> [WHAT THE EXERCISE ASKS]:
Below are records; count the lines in them that hold "longrightarrow" and give only the count.

■ ■ ■ ■ ■ ■ ■

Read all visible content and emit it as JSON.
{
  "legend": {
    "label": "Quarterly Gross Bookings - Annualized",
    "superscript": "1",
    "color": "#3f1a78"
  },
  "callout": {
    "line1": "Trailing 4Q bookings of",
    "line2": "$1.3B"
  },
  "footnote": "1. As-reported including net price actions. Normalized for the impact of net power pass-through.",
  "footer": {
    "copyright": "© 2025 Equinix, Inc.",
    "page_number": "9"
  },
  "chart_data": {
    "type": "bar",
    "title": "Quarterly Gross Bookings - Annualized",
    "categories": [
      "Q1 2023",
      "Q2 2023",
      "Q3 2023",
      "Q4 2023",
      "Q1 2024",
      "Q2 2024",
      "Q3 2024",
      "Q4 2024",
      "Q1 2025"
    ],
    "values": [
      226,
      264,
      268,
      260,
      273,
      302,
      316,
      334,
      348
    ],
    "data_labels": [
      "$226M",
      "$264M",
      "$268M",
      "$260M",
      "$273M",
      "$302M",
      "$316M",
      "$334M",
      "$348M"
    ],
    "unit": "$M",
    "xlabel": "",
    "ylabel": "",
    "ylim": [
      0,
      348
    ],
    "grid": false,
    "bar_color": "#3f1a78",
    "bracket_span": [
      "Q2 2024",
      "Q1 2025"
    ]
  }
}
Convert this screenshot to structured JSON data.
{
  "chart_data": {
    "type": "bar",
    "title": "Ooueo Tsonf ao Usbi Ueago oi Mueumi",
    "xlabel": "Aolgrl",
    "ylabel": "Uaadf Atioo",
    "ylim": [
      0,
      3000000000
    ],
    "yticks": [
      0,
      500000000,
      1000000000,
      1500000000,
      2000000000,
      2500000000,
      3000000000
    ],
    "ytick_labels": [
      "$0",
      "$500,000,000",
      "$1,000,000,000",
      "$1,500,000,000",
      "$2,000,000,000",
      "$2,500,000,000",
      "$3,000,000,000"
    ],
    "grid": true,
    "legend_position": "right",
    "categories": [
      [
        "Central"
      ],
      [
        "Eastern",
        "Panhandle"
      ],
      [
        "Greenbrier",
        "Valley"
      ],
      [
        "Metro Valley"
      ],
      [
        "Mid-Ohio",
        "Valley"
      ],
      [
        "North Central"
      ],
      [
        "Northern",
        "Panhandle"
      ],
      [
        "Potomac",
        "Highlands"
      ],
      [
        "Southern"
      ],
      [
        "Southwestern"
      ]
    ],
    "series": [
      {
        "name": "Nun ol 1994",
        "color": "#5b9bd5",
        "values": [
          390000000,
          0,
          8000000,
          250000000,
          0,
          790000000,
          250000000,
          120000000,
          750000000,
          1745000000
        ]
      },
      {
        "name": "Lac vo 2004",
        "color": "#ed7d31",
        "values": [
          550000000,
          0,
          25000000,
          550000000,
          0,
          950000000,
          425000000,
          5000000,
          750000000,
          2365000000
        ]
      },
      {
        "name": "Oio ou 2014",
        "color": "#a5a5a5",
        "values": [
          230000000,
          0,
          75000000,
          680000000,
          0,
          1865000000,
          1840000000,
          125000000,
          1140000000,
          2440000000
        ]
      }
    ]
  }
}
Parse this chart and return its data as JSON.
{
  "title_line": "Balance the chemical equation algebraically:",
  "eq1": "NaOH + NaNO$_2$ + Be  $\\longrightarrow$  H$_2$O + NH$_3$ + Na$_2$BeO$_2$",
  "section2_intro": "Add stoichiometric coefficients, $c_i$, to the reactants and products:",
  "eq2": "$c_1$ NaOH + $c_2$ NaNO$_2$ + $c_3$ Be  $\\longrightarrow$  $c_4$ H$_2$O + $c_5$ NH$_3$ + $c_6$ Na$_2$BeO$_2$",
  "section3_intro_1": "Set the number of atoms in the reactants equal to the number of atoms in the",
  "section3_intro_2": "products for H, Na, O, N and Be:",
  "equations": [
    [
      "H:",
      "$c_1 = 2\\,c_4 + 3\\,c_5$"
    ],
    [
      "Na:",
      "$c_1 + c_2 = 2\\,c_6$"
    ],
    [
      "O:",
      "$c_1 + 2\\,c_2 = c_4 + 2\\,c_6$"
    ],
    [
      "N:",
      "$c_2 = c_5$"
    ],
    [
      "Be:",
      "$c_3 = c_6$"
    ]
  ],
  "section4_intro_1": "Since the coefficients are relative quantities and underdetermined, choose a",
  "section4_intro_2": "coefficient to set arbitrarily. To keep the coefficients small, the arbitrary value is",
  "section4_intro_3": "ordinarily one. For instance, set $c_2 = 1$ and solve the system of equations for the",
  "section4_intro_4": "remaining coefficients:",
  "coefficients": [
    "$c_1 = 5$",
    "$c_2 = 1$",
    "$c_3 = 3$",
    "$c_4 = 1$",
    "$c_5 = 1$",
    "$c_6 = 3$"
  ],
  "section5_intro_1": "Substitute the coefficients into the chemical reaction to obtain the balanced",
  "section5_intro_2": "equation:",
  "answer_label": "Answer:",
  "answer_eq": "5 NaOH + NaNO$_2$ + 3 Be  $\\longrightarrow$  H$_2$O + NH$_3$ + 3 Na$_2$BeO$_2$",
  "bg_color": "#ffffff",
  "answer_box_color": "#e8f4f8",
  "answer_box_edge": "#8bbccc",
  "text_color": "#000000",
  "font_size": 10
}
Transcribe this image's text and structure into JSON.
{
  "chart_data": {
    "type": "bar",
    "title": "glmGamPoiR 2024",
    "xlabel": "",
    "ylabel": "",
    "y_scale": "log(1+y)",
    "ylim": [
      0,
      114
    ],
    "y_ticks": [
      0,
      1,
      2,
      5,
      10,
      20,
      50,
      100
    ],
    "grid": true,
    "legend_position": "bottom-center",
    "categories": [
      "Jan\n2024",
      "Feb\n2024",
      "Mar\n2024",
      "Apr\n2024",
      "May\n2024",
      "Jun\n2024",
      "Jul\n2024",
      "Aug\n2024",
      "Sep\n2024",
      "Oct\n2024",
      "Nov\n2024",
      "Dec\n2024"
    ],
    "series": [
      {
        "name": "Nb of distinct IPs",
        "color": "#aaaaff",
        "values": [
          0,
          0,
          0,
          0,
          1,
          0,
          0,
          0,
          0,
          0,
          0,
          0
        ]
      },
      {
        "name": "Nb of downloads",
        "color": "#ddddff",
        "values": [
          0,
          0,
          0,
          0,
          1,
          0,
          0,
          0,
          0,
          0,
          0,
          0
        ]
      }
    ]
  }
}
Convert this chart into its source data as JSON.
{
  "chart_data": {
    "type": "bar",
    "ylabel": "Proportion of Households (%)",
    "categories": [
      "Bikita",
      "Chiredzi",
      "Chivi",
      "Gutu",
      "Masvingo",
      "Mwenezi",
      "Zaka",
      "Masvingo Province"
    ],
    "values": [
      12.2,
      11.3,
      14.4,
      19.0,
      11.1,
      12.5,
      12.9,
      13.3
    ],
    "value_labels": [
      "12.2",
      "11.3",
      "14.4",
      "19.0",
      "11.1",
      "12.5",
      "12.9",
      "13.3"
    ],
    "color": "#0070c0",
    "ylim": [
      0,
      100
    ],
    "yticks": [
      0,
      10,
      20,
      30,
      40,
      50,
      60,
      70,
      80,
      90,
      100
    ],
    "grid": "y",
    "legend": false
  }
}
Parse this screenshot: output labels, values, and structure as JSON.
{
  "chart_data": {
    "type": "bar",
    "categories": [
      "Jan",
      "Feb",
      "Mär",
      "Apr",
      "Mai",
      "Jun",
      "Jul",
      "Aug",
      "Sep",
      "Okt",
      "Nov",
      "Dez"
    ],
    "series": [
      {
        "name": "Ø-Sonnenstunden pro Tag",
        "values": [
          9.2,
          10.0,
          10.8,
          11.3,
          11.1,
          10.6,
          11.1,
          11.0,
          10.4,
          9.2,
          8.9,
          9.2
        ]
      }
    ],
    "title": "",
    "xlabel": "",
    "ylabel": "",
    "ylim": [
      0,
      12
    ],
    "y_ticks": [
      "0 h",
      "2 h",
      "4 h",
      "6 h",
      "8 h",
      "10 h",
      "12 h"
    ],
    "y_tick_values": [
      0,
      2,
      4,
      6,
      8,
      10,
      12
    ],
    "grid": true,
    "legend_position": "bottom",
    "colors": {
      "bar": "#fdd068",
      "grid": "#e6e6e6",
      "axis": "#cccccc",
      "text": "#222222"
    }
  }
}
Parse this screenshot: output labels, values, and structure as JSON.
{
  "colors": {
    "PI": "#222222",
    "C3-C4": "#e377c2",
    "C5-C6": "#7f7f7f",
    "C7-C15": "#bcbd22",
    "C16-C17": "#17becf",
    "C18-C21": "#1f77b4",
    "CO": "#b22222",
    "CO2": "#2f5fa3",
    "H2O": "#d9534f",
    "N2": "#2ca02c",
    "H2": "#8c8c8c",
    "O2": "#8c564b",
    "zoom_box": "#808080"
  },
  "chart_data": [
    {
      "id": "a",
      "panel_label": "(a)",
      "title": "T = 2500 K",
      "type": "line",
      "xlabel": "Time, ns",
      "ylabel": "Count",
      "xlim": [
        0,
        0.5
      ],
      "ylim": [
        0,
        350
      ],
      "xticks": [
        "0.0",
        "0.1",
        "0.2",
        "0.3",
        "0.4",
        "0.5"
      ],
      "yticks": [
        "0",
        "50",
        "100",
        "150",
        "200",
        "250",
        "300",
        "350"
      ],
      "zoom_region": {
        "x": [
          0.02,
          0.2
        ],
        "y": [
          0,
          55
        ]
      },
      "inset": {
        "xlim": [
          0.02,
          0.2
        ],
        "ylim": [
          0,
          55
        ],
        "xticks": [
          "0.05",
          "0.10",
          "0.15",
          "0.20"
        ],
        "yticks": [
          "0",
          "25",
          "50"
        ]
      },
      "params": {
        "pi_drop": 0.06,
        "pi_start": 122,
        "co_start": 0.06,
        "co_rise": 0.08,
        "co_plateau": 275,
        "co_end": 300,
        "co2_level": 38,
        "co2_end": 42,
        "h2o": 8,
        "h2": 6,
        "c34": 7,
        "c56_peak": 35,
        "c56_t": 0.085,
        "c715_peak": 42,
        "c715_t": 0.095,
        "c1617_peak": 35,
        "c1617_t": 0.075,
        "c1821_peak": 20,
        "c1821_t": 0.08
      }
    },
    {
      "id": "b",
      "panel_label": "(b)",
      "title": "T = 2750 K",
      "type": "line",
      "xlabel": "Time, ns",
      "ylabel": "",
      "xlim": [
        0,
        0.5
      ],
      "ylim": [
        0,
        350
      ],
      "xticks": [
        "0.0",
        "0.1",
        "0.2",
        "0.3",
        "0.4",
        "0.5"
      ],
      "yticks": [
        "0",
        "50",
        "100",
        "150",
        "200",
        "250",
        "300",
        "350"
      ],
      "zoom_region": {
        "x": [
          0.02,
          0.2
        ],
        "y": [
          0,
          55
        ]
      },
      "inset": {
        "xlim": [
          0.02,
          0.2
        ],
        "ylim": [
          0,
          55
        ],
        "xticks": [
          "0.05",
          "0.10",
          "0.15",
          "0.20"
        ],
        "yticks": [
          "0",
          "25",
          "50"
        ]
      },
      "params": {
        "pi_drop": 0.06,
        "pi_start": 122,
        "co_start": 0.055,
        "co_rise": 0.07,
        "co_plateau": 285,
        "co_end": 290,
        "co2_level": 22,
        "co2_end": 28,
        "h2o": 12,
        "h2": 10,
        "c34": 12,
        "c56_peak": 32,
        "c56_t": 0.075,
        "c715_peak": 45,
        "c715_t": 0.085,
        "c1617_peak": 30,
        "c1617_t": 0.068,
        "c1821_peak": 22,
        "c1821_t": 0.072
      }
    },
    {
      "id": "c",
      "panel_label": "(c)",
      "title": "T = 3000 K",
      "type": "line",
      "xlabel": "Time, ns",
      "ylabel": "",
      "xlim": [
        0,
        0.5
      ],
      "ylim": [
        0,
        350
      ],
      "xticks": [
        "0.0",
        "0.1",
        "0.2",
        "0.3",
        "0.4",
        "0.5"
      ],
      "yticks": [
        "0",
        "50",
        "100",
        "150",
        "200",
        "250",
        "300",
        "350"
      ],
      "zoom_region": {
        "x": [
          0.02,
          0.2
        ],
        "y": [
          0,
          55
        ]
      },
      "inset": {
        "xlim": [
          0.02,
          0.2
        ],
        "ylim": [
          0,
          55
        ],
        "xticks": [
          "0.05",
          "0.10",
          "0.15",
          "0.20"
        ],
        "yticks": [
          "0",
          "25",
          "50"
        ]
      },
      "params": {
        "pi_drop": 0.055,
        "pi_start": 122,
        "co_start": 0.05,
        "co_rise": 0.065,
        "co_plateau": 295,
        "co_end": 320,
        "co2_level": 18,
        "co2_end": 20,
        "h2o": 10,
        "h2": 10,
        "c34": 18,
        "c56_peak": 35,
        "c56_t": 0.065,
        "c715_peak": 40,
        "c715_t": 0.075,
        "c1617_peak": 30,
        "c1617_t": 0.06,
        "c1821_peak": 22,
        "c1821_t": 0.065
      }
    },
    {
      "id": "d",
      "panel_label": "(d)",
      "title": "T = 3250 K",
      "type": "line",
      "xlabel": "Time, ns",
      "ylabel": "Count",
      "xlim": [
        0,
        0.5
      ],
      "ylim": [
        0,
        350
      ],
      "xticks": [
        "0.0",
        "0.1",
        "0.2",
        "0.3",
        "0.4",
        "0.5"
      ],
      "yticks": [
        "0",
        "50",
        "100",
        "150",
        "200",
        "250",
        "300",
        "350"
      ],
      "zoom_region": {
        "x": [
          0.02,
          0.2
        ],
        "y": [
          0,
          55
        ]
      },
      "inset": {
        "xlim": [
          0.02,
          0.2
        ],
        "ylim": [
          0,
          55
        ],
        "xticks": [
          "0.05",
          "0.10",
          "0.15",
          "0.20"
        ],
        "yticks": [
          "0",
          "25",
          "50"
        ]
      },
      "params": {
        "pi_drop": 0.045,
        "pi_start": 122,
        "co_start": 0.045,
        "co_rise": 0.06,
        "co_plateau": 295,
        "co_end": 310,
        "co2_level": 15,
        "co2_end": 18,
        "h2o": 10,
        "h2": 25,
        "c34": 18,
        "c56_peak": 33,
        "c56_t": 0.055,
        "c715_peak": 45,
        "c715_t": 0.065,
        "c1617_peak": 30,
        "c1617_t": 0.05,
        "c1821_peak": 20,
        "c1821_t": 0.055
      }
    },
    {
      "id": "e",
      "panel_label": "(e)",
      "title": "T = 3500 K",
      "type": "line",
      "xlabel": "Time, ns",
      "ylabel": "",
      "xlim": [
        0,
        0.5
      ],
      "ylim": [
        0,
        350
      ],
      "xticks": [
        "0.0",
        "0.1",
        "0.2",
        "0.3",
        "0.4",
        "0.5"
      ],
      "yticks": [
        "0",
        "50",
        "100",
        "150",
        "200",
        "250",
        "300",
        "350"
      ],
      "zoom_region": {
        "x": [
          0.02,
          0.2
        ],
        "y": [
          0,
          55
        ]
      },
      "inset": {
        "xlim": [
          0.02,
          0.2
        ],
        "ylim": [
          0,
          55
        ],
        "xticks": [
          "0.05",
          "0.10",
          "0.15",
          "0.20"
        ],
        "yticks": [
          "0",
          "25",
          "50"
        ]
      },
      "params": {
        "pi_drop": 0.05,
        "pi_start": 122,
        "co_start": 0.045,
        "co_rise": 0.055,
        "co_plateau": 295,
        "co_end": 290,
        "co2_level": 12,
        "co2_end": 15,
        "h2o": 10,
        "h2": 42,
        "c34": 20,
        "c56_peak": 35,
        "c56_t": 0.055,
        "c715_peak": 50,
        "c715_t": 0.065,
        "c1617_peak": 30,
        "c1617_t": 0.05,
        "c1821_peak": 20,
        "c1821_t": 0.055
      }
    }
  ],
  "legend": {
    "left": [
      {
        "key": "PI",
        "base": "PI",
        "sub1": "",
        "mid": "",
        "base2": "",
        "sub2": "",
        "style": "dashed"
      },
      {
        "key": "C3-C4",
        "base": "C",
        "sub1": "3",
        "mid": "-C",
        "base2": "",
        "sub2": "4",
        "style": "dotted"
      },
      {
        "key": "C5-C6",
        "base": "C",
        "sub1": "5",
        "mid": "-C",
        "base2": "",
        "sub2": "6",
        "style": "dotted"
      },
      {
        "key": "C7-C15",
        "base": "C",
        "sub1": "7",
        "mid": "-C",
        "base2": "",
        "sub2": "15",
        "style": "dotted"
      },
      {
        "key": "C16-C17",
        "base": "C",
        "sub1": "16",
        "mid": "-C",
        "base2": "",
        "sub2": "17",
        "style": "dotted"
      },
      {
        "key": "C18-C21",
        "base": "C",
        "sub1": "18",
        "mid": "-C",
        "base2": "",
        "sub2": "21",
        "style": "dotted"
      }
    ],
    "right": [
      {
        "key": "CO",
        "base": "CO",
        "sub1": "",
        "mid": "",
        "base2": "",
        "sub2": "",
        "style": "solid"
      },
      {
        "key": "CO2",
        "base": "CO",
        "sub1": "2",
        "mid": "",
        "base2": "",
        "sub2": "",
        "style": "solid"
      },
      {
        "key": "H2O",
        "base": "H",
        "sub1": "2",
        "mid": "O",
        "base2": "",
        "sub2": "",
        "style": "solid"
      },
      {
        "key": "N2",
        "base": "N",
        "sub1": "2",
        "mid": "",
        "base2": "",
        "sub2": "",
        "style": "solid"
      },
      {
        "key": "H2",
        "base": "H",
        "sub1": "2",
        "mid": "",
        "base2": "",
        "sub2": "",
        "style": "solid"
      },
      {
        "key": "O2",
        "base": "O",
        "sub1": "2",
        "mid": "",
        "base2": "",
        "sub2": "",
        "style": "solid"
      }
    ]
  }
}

■ ■ ■ ■ ■ ■ ■

> [ANSWER TO THIS PROBLEM]:
3